Task statement: Would you quote every entry exactly, dropping only the pictures?

☆ ☆ ☆ ☆ ☆

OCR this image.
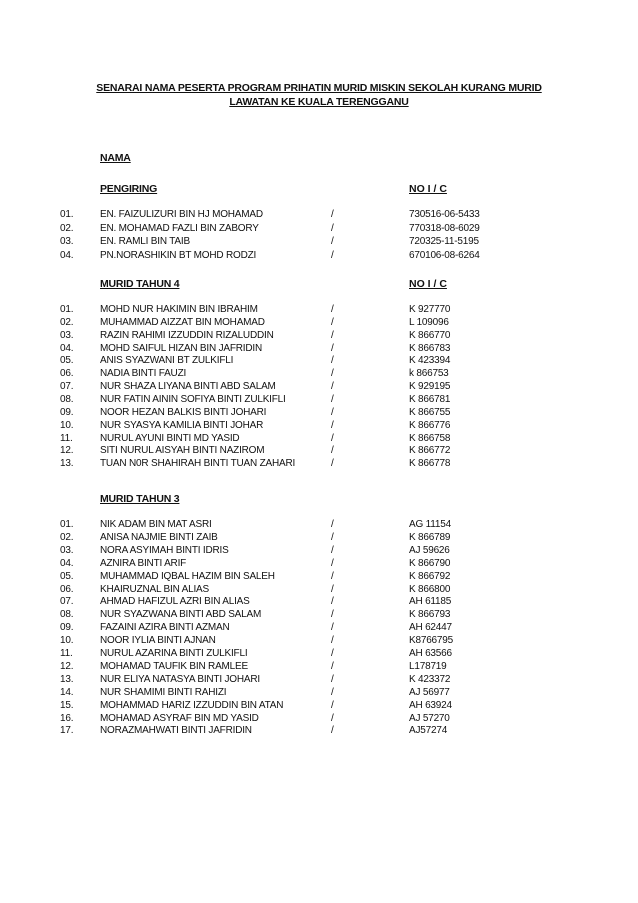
SENARAI NAMA PESERTA PROGRAM PRIHATIN MURID MISKIN SEKOLAH KURANG MURID
LAWATAN KE KUALA TERENGGANU
NAMA
PENGIRING	NO I / C
01.	EN. FAIZULIZURI BIN HJ MOHAMAD	/	730516-06-5433
02.	EN. MOHAMAD FAZLI BIN ZABORY	/	770318-08-6029
03.	EN. RAMLI BIN TAIB	/	720325-11-5195
04.	PN.NORASHIKIN BT MOHD RODZI	/	670106-08-6264
MURID TAHUN 4	NO I / C
01.	MOHD NUR HAKIMIN BIN IBRAHIM	/	K 927770
02.	MUHAMMAD AIZZAT BIN MOHAMAD	/	L 109096
03.	RAZIN RAHIMI IZZUDDIN RIZALUDDIN	/	K 866770
04.	MOHD SAIFUL HIZAN BIN JAFRIDIN	/	K 866783
05.	ANIS SYAZWANI BT ZULKIFLI	/	K 423394
06.	NADIA BINTI FAUZI	/	k 866753
07.	NUR SHAZA LIYANA BINTI ABD SALAM	/	K 929195
08.	NUR FATIN AININ SOFIYA BINTI ZULKIFLI	/	K 866781
09.	NOOR HEZAN BALKIS BINTI JOHARI	/	K 866755
10.	NUR SYASYA KAMILIA BINTI JOHAR	/	K 866776
11.	NURUL AYUNI BINTI MD YASID	/	K 866758
12.	SITI NURUL AISYAH BINTI NAZIROM	/	K 866772
13.	TUAN N0R SHAHIRAH BINTI TUAN ZAHARI	/	K 866778
MURID TAHUN 3
01.	NIK ADAM BIN MAT ASRI	/	AG 11154
02.	ANISA NAJMIE BINTI ZAIB	/	K 866789
03.	NORA ASYIMAH BINTI IDRIS	/	AJ 59626
04.	AZNIRA BINTI ARIF	/	K 866790
05.	MUHAMMAD IQBAL HAZIM BIN SALEH	/	K 866792
06.	KHAIRUZNAL BIN ALIAS	/	K 866800
07.	AHMAD HAFIZUL AZRI BIN ALIAS	/	AH 61185
08.	NUR SYAZWANA BINTI ABD SALAM	/	K 866793
09.	FAZAINI AZIRA BINTI AZMAN	/	AH 62447
10.	NOOR IYLIA BINTI AJNAN	/	K8766795
11.	NURUL AZARINA BINTI ZULKIFLI	/	AH 63566
12.	MOHAMAD TAUFIK BIN RAMLEE	/	L178719
13.	NUR ELIYA NATASYA BINTI JOHARI	/	K 423372
14.	NUR SHAMIMI BINTI RAHIZI	/	AJ 56977
15.	MOHAMMAD HARIZ IZZUDDIN BIN ATAN	/	AH 63924
16.	MOHAMAD ASYRAF BIN MD YASID	/	AJ 57270
17.	NORAZMAHWATI BINTI JAFRIDIN	/	AJ57274
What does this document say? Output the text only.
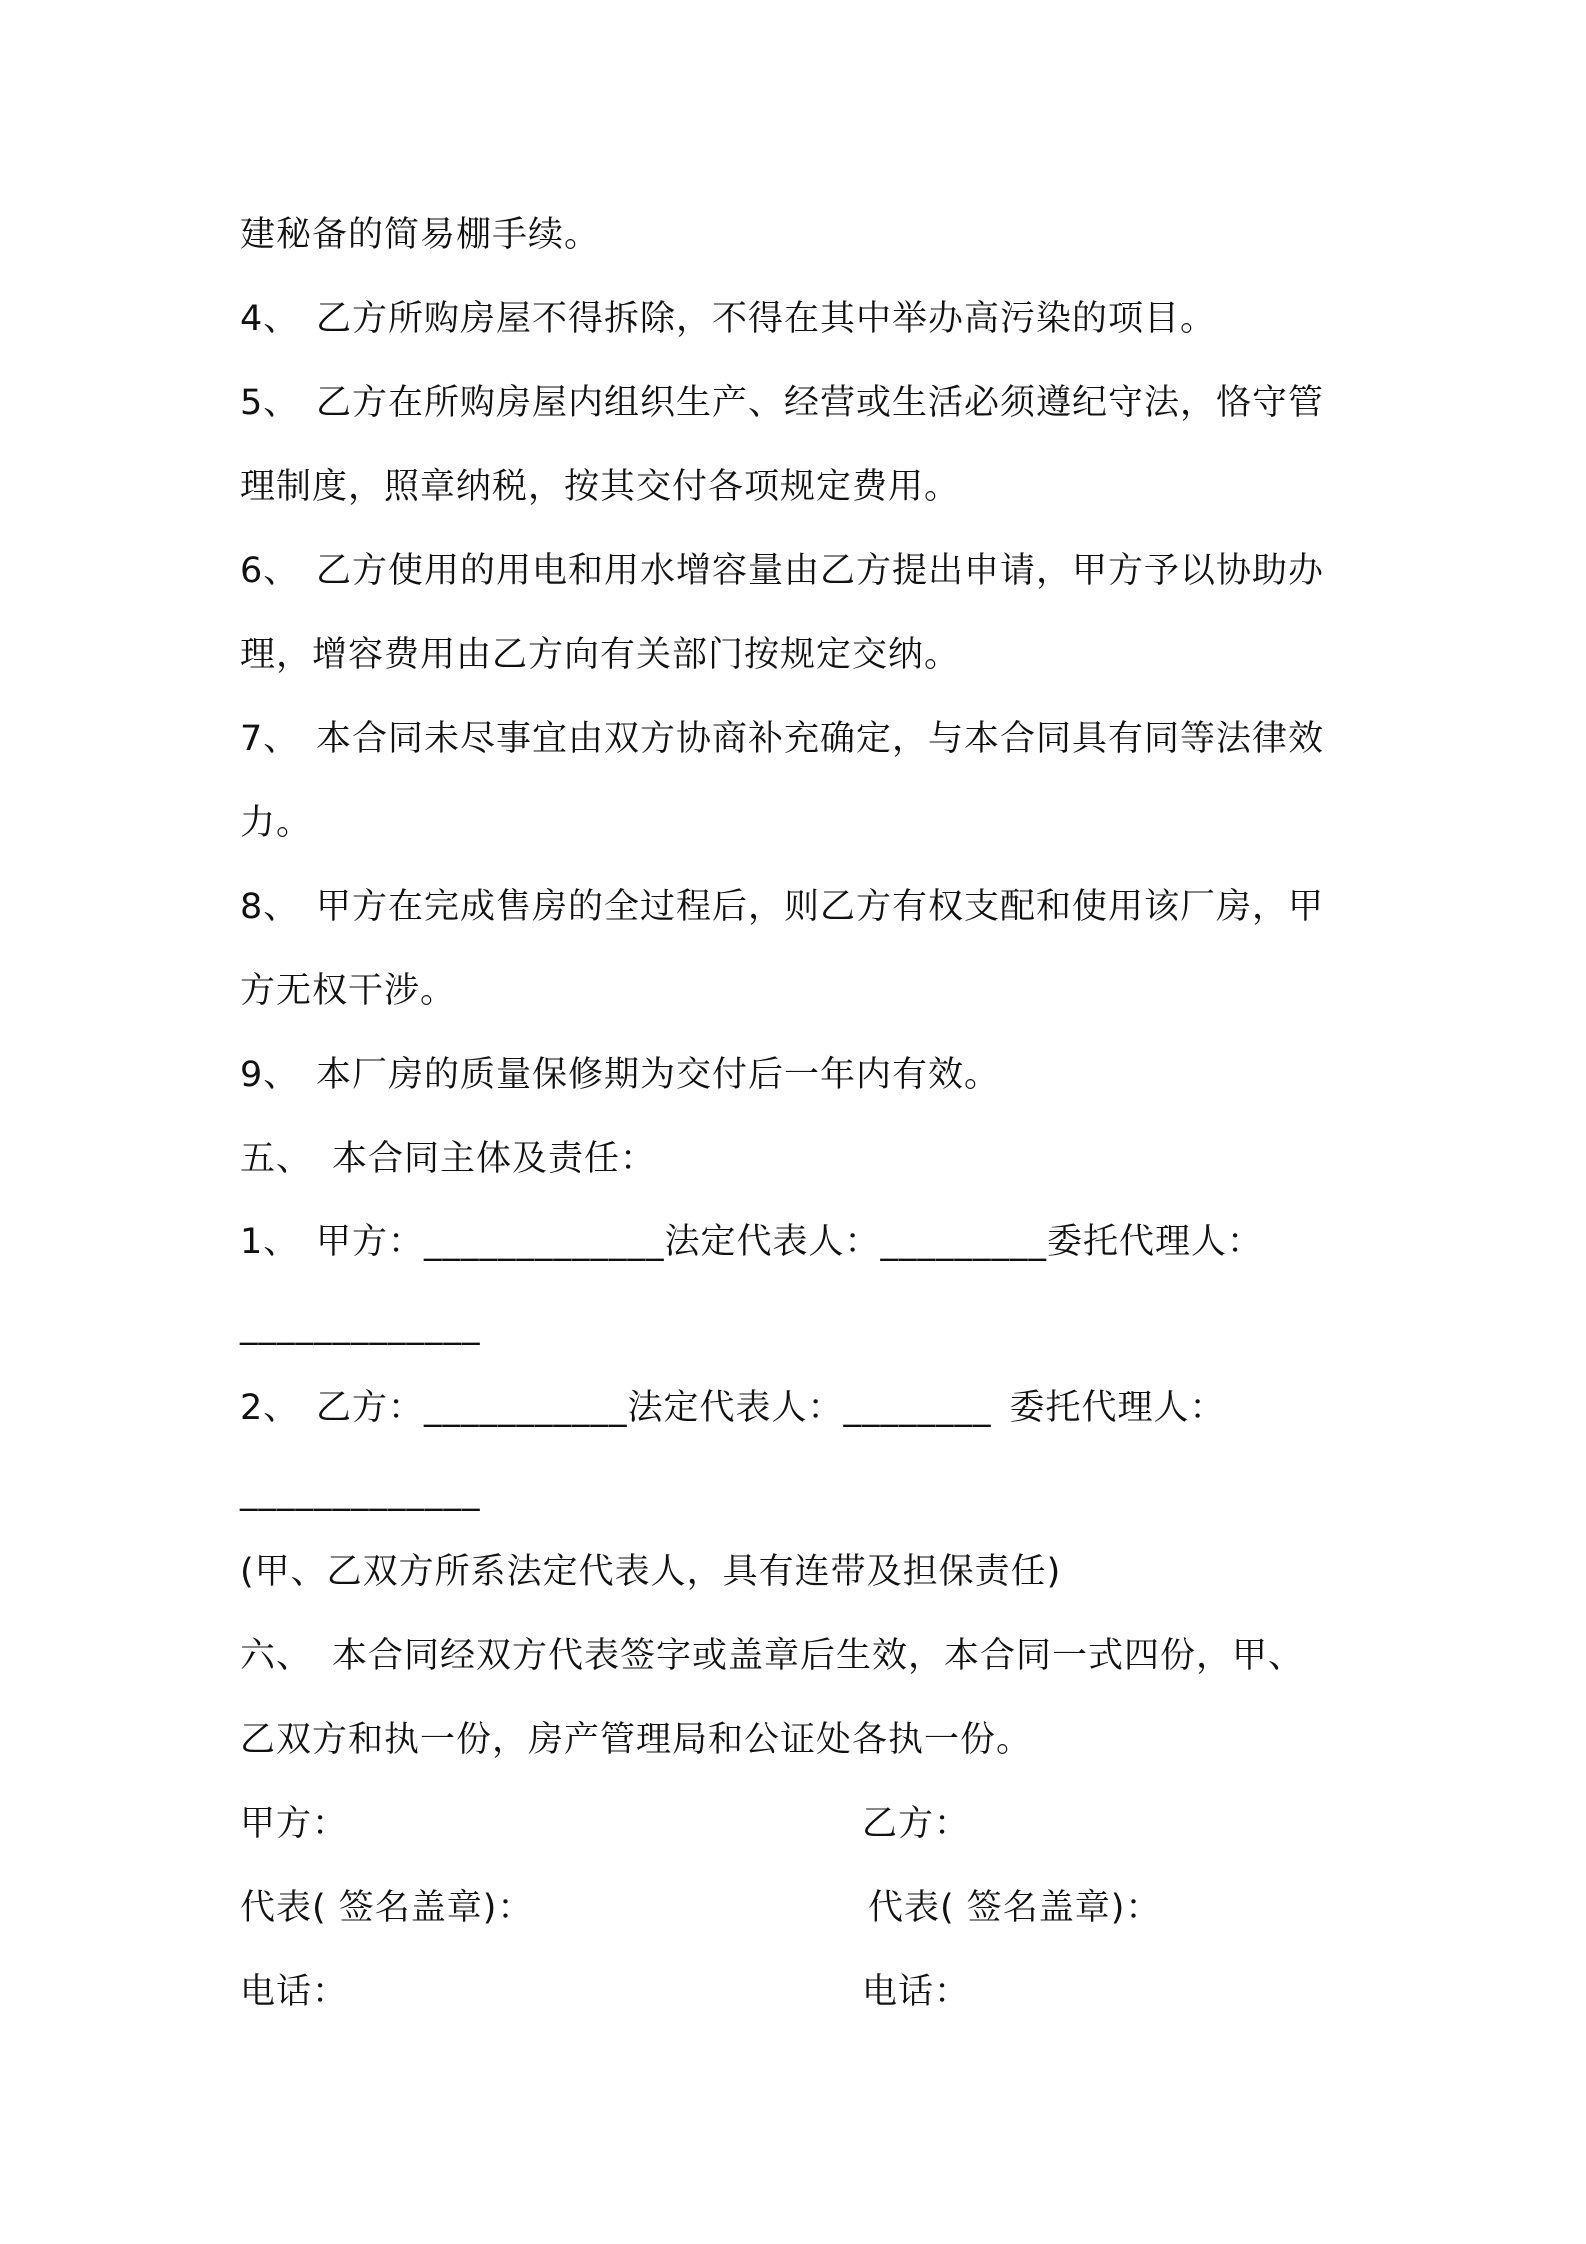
建秘备的简易棚手续。
4、 乙方所购房屋不得拆除，不得在其中举办高污染的项目。
5、 乙方在所购房屋内组织生产、经营或生活必须遵纪守法，恪守管
理制度，照章纳税，按其交付各项规定费用。
6、 乙方使用的用电和用水增容量由乙方提出申请，甲方予以协助办
理，增容费用由乙方向有关部门按规定交纳。
7、 本合同未尽事宜由双方协商补充确定，与本合同具有同等法律效
力。
8、 甲方在完成售房的全过程后，则乙方有权支配和使用该厂房，甲
方无权干涉。
9、 本厂房的质量保修期为交付后一年内有效。
五、 本合同主体及责任：
1、 甲方：_____________法定代表人：_________委托代理人：
_____________
2、 乙方：___________法定代表人：________ 委托代理人：
_____________
(甲、乙双方所系法定代表人，具有连带及担保责任)
六、 本合同经双方代表签字或盖章后生效，本合同一式四份，甲、
乙双方和执一份，房产管理局和公证处各执一份。
甲方：	乙方：
代表( 签名盖章)：	代表( 签名盖章)：
电话：	电话：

☆ ☆ ☆ ☆ ☆

Result:
OCR this image.
SENARAI NAMA PESERTA PROGRAM PRIHATIN MURID MISKIN SEKOLAH KURANG MURID
LAWATAN KE KUALA TERENGGANU
NAMA
PENGIRING	NO I / C
01.	EN. FAIZULIZURI BIN HJ MOHAMAD	/	730516-06-5433
02.	EN. MOHAMAD FAZLI BIN ZABORY	/	770318-08-6029
03.	EN. RAMLI BIN TAIB	/	720325-11-5195
04.	PN.NORASHIKIN BT MOHD RODZI	/	670106-08-6264
MURID TAHUN 4	NO I / C
01.	MOHD NUR HAKIMIN BIN IBRAHIM	/	K 927770
02.	MUHAMMAD AIZZAT BIN MOHAMAD	/	L 109096
03.	RAZIN RAHIMI IZZUDDIN RIZALUDDIN	/	K 866770
04.	MOHD SAIFUL HIZAN BIN JAFRIDIN	/	K 866783
05.	ANIS SYAZWANI BT ZULKIFLI	/	K 423394
06.	NADIA BINTI FAUZI	/	k 866753
07.	NUR SHAZA LIYANA BINTI ABD SALAM	/	K 929195
08.	NUR FATIN AININ SOFIYA BINTI ZULKIFLI	/	K 866781
09.	NOOR HEZAN BALKIS BINTI JOHARI	/	K 866755
10.	NUR SYASYA KAMILIA BINTI JOHAR	/	K 866776
11.	NURUL AYUNI BINTI MD YASID	/	K 866758
12.	SITI NURUL AISYAH BINTI NAZIROM	/	K 866772
13.	TUAN N0R SHAHIRAH BINTI TUAN ZAHARI	/	K 866778
MURID TAHUN 3
01.	NIK ADAM BIN MAT ASRI	/	AG 11154
02.	ANISA NAJMIE BINTI ZAIB	/	K 866789
03.	NORA ASYIMAH BINTI IDRIS	/	AJ 59626
04.	AZNIRA BINTI ARIF	/	K 866790
05.	MUHAMMAD IQBAL HAZIM BIN SALEH	/	K 866792
06.	KHAIRUZNAL BIN ALIAS	/	K 866800
07.	AHMAD HAFIZUL AZRI BIN ALIAS	/	AH 61185
08.	NUR SYAZWANA BINTI ABD SALAM	/	K 866793
09.	FAZAINI AZIRA BINTI AZMAN	/	AH 62447
10.	NOOR IYLIA BINTI AJNAN	/	K8766795
11.	NURUL AZARINA BINTI ZULKIFLI	/	AH 63566
12.	MOHAMAD TAUFIK BIN RAMLEE	/	L178719
13.	NUR ELIYA NATASYA BINTI JOHARI	/	K 423372
14.	NUR SHAMIMI BINTI RAHIZI	/	AJ 56977
15.	MOHAMMAD HARIZ IZZUDDIN BIN ATAN	/	AH 63924
16.	MOHAMAD ASYRAF BIN MD YASID	/	AJ 57270
17.	NORAZMAHWATI BINTI JAFRIDIN	/	AJ57274
What does this document say? Output the text only.
建秘备的简易棚手续。
4、 乙方所购房屋不得拆除，不得在其中举办高污染的项目。
5、 乙方在所购房屋内组织生产、经营或生活必须遵纪守法，恪守管
理制度，照章纳税，按其交付各项规定费用。
6、 乙方使用的用电和用水增容量由乙方提出申请，甲方予以协助办
理，增容费用由乙方向有关部门按规定交纳。
7、 本合同未尽事宜由双方协商补充确定，与本合同具有同等法律效
力。
8、 甲方在完成售房的全过程后，则乙方有权支配和使用该厂房，甲
方无权干涉。
9、 本厂房的质量保修期为交付后一年内有效。
五、 本合同主体及责任：
1、 甲方：_____________法定代表人：_________委托代理人：
_____________
2、 乙方：___________法定代表人：________ 委托代理人：
_____________
(甲、乙双方所系法定代表人，具有连带及担保责任)
六、 本合同经双方代表签字或盖章后生效，本合同一式四份，甲、
乙双方和执一份，房产管理局和公证处各执一份。
甲方：	乙方：
代表( 签名盖章)：	代表( 签名盖章)：
电话：	电话：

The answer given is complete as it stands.